YOUR INSTRUCTIONS
Keep only the lines of the listing that include the word "this", and copy them.

Items from a data source
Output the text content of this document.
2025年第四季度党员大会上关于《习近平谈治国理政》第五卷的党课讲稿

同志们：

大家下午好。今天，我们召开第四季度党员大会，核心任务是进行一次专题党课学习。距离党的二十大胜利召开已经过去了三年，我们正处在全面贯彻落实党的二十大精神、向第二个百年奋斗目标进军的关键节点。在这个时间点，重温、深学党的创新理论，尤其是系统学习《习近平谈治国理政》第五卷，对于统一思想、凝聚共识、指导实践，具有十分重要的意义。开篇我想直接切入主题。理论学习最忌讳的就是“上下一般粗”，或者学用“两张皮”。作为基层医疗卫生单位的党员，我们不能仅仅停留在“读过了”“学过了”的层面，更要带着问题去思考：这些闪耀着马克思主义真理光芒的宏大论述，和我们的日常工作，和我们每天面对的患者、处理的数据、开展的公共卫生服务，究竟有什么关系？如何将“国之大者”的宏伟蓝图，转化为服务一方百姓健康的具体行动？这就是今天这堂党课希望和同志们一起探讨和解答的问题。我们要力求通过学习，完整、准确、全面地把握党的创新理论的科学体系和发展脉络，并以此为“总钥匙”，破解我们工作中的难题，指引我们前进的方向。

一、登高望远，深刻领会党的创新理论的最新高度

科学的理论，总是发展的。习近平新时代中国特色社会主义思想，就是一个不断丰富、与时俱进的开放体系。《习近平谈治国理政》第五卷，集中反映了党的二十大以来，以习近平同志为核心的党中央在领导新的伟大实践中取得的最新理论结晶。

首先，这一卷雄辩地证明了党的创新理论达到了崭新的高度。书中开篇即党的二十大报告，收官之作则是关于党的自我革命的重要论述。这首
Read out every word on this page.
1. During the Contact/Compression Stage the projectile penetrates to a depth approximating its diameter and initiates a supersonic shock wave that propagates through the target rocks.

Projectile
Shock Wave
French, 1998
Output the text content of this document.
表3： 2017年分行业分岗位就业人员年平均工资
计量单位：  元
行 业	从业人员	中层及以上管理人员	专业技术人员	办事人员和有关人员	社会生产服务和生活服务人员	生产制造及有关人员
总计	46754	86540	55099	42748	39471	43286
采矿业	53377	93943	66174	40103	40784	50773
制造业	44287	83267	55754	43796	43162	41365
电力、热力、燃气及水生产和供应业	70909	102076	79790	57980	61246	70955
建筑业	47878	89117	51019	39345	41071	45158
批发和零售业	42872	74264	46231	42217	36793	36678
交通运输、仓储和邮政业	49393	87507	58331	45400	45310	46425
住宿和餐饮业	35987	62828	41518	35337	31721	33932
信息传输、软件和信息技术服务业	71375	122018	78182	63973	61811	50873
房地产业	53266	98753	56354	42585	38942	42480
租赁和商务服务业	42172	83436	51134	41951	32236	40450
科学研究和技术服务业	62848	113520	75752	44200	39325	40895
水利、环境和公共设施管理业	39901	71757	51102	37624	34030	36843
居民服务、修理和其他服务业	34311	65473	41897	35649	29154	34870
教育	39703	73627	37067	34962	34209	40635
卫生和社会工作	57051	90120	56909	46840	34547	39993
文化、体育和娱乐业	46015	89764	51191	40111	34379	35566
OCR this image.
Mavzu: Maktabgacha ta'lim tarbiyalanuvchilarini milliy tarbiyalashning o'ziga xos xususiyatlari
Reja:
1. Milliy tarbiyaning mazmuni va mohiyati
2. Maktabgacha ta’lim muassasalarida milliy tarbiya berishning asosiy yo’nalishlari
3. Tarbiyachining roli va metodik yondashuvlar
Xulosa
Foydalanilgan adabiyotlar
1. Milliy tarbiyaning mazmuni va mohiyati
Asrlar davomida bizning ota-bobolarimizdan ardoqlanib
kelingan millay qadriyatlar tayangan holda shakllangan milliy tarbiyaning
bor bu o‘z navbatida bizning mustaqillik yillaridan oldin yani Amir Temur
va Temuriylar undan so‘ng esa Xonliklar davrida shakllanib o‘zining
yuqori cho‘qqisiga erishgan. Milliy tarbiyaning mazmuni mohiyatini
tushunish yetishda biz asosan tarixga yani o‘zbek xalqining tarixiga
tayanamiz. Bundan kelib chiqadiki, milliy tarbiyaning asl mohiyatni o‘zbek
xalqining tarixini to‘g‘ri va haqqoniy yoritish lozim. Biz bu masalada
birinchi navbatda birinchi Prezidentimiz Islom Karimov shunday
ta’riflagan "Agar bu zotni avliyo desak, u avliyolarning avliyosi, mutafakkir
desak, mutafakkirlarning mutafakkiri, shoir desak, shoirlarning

COMPLETED EXERCISE
Output the text content of this document.
Read out every word on this page.
Output the text content of this document.
OCR this image.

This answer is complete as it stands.